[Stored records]

_____

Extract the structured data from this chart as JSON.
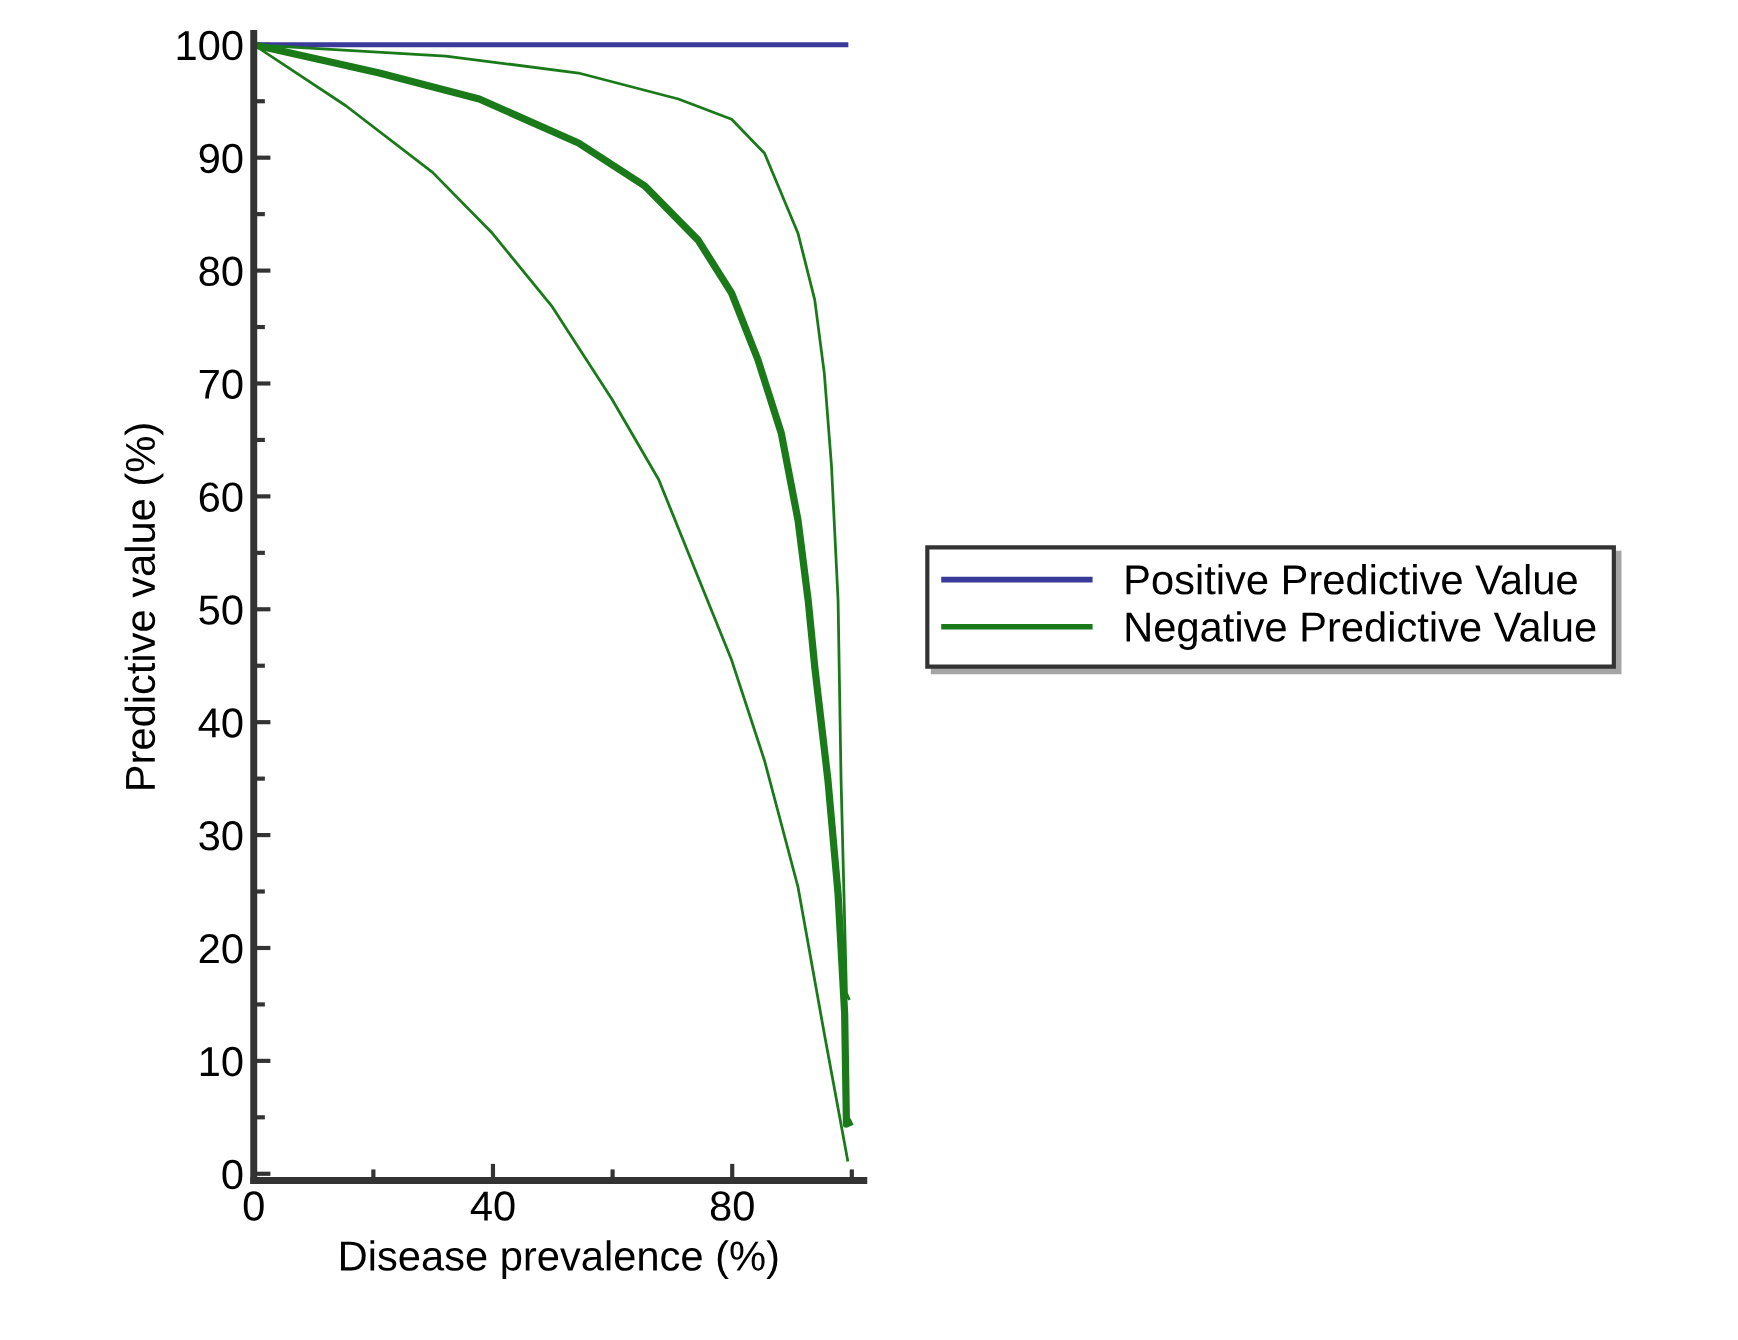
{
  "chart_data": {
    "type": "line",
    "xlabel": "Disease prevalence (%)",
    "ylabel": "Predictive value (%)",
    "xlim": [
      0,
      102
    ],
    "ylim": [
      -0.6,
      101
    ],
    "xticks": [
      0,
      {
        "value": 20,
        "label": null
      },
      40,
      {
        "value": 60,
        "label": null
      },
      80,
      {
        "value": 100,
        "label": null
      }
    ],
    "yticks": [
      0,
      {
        "value": 5,
        "label": null
      },
      10,
      {
        "value": 15,
        "label": null
      },
      20,
      {
        "value": 25,
        "label": null
      },
      30,
      {
        "value": 35,
        "label": null
      },
      40,
      {
        "value": 45,
        "label": null
      },
      50,
      {
        "value": 55,
        "label": null
      },
      60,
      {
        "value": 65,
        "label": null
      },
      70,
      {
        "value": 75,
        "label": null
      },
      80,
      {
        "value": 85,
        "label": null
      },
      90,
      {
        "value": 95,
        "label": null
      },
      100
    ],
    "grid": false,
    "legend": "right",
    "marker": "none",
    "line_style": "solid",
    "series": [
      {
        "name": "Positive Predictive Value",
        "color": "#3a3a9a",
        "x": [
          0,
          99
        ],
        "values": [
          100,
          100
        ]
      },
      {
        "name": "Negative Predictive Value",
        "color": "#1a7a1a",
        "x": [
          0,
          21,
          37.7,
          54.3,
          65.4,
          74.3,
          79.9,
          84.3,
          88.2,
          91,
          92.7,
          93.8,
          96,
          97.7,
          98.8,
          99.1,
          99.5
        ],
        "values": [
          100,
          97.5,
          95.2,
          91.3,
          87.5,
          82.7,
          78,
          72.1,
          65.6,
          57.9,
          50.8,
          44.9,
          34.9,
          24.8,
          14.2,
          4.4,
          4.5
        ]
      },
      {
        "color": "#1a7a1a",
        "x": [
          0,
          32.1,
          54.3,
          71,
          79.9,
          85.4,
          91,
          93.8,
          95.4,
          96.6,
          97.7,
          98.2,
          99.1,
          99.5
        ],
        "values": [
          100,
          99,
          97.5,
          95.2,
          93.4,
          90.4,
          83.3,
          77.4,
          70.9,
          62.7,
          50.8,
          34.9,
          16,
          15.5
        ]
      },
      {
        "color": "#1a7a1a",
        "x": [
          0,
          15.4,
          29.9,
          39.9,
          49.9,
          59.9,
          67.7,
          75.4,
          79.9,
          85.4,
          91,
          95.4,
          99.3
        ],
        "values": [
          100,
          94.6,
          88.7,
          83.3,
          76.8,
          68.6,
          61.5,
          51.4,
          45.5,
          36.6,
          25.4,
          12.4,
          1.2
        ]
      }
    ]
  }
}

_____

Task objective »
Every record above should come back exactly, but without its pictures.

Solution to the problem »
Extract the structured data from this chart as JSON.
{
  "chart_data": {
    "type": "line",
    "xlabel": "Disease prevalence (%)",
    "ylabel": "Predictive value (%)",
    "xlim": [
      0,
      102
    ],
    "ylim": [
      -0.6,
      101
    ],
    "xticks": [
      0,
      {
        "value": 20,
        "label": null
      },
      40,
      {
        "value": 60,
        "label": null
      },
      80,
      {
        "value": 100,
        "label": null
      }
    ],
    "yticks": [
      0,
      {
        "value": 5,
        "label": null
      },
      10,
      {
        "value": 15,
        "label": null
      },
      20,
      {
        "value": 25,
        "label": null
      },
      30,
      {
        "value": 35,
        "label": null
      },
      40,
      {
        "value": 45,
        "label": null
      },
      50,
      {
        "value": 55,
        "label": null
      },
      60,
      {
        "value": 65,
        "label": null
      },
      70,
      {
        "value": 75,
        "label": null
      },
      80,
      {
        "value": 85,
        "label": null
      },
      90,
      {
        "value": 95,
        "label": null
      },
      100
    ],
    "grid": false,
    "legend": "right",
    "marker": "none",
    "line_style": "solid",
    "series": [
      {
        "name": "Positive Predictive Value",
        "color": "#3a3a9a",
        "x": [
          0,
          99
        ],
        "values": [
          100,
          100
        ]
      },
      {
        "name": "Negative Predictive Value",
        "color": "#1a7a1a",
        "x": [
          0,
          21,
          37.7,
          54.3,
          65.4,
          74.3,
          79.9,
          84.3,
          88.2,
          91,
          92.7,
          93.8,
          96,
          97.7,
          98.8,
          99.1,
          99.5
        ],
        "values": [
          100,
          97.5,
          95.2,
          91.3,
          87.5,
          82.7,
          78,
          72.1,
          65.6,
          57.9,
          50.8,
          44.9,
          34.9,
          24.8,
          14.2,
          4.4,
          4.5
        ]
      },
      {
        "color": "#1a7a1a",
        "x": [
          0,
          32.1,
          54.3,
          71,
          79.9,
          85.4,
          91,
          93.8,
          95.4,
          96.6,
          97.7,
          98.2,
          99.1,
          99.5
        ],
        "values": [
          100,
          99,
          97.5,
          95.2,
          93.4,
          90.4,
          83.3,
          77.4,
          70.9,
          62.7,
          50.8,
          34.9,
          16,
          15.5
        ]
      },
      {
        "color": "#1a7a1a",
        "x": [
          0,
          15.4,
          29.9,
          39.9,
          49.9,
          59.9,
          67.7,
          75.4,
          79.9,
          85.4,
          91,
          95.4,
          99.3
        ],
        "values": [
          100,
          94.6,
          88.7,
          83.3,
          76.8,
          68.6,
          61.5,
          51.4,
          45.5,
          36.6,
          25.4,
          12.4,
          1.2
        ]
      }
    ]
  }
}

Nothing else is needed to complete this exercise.